-- Task brief --
Render the listing as a JSON list of strings, one string per line and no blank lines, starting at the first line and ending at the line that contains "483, 427, 497]".

-- Data supplied --
◇ ◇ ◇ ◇ ◇ ◇ ◇

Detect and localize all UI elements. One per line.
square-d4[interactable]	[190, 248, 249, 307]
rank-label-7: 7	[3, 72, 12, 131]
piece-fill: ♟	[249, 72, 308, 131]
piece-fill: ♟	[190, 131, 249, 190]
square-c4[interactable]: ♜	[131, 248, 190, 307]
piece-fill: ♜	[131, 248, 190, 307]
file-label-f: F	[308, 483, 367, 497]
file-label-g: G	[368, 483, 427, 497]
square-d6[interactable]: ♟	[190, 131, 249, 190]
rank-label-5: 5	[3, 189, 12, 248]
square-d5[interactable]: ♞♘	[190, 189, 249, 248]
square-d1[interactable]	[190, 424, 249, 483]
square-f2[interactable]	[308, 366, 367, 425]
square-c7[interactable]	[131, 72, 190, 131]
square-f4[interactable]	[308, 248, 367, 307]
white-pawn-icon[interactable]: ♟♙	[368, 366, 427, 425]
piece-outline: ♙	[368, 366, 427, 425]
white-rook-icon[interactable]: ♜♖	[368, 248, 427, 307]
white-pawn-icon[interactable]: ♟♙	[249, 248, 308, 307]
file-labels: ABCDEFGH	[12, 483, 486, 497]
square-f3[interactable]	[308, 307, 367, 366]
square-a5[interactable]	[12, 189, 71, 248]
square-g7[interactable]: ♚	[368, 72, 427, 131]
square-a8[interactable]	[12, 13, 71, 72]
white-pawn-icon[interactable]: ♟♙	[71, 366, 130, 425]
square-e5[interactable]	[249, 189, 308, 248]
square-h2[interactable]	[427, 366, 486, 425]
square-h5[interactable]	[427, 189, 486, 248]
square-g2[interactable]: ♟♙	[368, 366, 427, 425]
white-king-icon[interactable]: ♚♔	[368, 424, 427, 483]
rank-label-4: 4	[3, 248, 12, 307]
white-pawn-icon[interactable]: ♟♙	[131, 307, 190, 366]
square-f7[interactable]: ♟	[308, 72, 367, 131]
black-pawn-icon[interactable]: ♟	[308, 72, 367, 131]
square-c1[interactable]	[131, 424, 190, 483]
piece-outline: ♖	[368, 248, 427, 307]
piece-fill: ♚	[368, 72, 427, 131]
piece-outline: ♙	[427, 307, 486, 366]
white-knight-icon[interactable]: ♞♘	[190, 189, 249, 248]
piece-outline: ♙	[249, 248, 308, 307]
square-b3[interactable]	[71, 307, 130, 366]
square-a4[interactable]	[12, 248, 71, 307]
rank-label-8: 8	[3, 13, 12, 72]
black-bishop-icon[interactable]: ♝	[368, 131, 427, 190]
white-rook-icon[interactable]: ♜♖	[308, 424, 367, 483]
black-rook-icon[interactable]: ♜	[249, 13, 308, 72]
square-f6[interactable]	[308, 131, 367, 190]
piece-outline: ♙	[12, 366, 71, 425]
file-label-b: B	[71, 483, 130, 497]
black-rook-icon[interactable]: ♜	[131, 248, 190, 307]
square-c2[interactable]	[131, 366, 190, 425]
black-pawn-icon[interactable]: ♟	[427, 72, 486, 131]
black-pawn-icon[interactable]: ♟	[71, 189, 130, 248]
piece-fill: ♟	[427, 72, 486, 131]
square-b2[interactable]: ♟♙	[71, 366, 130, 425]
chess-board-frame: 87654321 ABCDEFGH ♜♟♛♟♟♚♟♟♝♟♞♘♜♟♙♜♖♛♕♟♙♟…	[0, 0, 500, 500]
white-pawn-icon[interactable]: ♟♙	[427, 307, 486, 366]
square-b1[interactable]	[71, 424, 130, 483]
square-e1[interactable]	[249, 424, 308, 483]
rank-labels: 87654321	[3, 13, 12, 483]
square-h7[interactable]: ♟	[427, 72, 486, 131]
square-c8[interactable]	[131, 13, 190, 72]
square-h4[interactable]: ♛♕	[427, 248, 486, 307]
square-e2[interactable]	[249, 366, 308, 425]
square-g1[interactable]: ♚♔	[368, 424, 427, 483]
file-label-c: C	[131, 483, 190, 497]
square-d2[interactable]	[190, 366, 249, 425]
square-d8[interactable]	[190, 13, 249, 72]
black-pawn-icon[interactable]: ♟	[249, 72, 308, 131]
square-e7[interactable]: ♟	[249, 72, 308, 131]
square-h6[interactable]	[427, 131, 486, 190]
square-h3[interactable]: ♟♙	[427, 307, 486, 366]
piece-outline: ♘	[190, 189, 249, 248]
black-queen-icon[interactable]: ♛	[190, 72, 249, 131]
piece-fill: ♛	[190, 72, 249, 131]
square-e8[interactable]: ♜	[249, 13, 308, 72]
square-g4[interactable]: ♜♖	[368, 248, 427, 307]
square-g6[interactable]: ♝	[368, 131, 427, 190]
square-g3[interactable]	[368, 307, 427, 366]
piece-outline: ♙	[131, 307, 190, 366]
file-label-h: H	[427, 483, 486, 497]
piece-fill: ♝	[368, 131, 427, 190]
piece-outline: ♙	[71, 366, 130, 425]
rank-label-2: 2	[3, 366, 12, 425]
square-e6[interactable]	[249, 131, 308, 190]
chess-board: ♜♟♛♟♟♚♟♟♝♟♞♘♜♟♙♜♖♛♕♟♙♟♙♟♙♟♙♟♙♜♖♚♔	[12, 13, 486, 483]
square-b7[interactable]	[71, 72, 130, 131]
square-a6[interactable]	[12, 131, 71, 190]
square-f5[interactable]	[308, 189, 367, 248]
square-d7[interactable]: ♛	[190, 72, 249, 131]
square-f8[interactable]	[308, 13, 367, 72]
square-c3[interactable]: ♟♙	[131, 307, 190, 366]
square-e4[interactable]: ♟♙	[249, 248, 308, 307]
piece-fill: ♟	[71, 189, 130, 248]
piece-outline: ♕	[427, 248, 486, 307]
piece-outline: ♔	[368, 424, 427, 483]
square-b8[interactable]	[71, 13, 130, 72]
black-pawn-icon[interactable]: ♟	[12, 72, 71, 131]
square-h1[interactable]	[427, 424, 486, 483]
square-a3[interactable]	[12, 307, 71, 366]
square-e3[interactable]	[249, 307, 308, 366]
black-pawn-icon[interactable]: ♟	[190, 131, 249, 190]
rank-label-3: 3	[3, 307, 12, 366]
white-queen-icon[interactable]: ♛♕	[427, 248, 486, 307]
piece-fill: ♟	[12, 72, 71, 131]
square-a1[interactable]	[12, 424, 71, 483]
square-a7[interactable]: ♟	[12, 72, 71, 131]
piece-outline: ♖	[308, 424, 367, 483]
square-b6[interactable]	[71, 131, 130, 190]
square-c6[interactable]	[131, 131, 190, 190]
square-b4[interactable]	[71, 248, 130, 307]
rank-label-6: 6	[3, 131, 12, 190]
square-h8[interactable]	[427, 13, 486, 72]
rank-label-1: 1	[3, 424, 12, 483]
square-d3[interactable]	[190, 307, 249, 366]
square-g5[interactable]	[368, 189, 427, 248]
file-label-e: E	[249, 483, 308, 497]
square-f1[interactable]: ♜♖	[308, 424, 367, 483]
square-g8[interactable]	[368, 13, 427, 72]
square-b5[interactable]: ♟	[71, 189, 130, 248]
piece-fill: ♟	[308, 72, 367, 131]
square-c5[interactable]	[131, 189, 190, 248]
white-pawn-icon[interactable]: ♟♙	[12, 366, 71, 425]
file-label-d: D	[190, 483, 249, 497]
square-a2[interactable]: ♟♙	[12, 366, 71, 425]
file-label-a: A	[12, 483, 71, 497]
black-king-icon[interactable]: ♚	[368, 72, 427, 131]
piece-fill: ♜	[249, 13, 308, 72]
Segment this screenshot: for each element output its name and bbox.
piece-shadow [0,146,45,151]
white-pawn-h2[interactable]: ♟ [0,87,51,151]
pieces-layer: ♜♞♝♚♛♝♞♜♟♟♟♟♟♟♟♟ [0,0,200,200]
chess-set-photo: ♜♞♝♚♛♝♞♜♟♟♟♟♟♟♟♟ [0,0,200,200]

◇ ◇ ◇ ◇ ◇ ◇ ◇

-- Output of the exercise --
[
  "Detect and localize all UI elements. One per line.",
  "square-d4[interactable]\t[190, 248, 249, 307]",
  "rank-label-7: 7\t[3, 72, 12, 131]",
  "piece-fill: ♟\t[249, 72, 308, 131]",
  "piece-fill: ♟\t[190, 131, 249, 190]",
  "square-c4[interactable]: ♜\t[131, 248, 190, 307]",
  "piece-fill: ♜\t[131, 248, 190, 307]",
  "file-label-f: F\t[308, 483, 367, 497]",
  "file-label-g: G\t[368, 483, 427, 497]"
]